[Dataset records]
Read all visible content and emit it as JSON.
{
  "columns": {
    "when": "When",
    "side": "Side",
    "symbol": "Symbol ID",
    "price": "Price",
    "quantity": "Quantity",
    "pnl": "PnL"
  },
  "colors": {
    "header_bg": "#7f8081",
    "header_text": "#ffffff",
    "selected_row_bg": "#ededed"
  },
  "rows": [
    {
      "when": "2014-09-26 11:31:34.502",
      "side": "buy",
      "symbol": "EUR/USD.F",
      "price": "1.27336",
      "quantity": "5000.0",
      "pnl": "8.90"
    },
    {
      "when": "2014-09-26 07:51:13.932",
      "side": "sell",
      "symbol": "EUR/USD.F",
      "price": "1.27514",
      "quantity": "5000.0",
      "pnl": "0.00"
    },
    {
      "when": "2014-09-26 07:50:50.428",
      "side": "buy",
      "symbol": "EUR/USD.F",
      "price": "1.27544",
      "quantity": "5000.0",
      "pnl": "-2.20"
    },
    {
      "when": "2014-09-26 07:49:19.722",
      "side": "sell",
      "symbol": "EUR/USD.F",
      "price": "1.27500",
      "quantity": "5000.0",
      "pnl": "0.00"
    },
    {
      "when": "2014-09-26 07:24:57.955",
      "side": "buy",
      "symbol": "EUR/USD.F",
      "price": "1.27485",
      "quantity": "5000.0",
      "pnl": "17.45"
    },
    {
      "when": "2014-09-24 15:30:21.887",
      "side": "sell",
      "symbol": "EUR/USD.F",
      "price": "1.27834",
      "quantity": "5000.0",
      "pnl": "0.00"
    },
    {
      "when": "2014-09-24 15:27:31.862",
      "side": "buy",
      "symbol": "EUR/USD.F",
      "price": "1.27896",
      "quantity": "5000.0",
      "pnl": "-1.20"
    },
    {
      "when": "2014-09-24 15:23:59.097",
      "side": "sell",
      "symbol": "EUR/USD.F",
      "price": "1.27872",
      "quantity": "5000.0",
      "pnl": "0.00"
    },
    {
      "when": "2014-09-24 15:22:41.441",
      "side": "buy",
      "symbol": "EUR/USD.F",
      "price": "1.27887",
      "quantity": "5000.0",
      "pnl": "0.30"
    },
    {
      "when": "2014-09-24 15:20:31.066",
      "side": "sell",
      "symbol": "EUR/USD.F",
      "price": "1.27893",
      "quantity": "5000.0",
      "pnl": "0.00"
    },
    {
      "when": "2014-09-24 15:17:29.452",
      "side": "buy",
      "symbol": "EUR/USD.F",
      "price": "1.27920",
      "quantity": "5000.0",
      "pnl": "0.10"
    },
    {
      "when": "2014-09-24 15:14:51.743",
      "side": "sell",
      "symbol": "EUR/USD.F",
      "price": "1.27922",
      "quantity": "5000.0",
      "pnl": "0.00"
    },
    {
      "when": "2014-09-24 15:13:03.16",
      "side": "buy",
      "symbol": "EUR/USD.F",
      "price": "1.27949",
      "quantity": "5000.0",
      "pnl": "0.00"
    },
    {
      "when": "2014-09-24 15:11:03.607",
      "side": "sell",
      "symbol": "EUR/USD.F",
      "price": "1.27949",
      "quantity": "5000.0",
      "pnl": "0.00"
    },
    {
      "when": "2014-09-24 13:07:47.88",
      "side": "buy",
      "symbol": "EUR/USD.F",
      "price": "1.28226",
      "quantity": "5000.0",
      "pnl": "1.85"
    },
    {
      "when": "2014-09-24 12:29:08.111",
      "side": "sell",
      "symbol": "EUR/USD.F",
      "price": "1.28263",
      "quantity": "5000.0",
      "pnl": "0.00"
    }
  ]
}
--
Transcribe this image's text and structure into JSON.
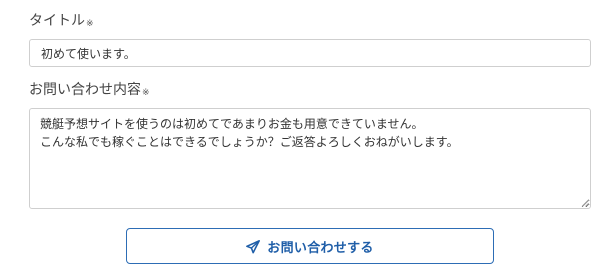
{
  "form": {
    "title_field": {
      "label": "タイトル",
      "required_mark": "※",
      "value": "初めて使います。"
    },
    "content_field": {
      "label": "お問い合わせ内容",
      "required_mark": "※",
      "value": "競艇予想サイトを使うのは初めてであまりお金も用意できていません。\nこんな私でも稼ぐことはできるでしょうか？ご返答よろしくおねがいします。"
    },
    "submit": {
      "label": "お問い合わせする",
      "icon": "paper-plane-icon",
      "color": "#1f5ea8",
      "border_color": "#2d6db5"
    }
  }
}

Problem: Look through the lines above and collect those with the word "JSON".

Response:
Read all visible content and emit it as JSON.
Transcribe this image's text and structure into JSON.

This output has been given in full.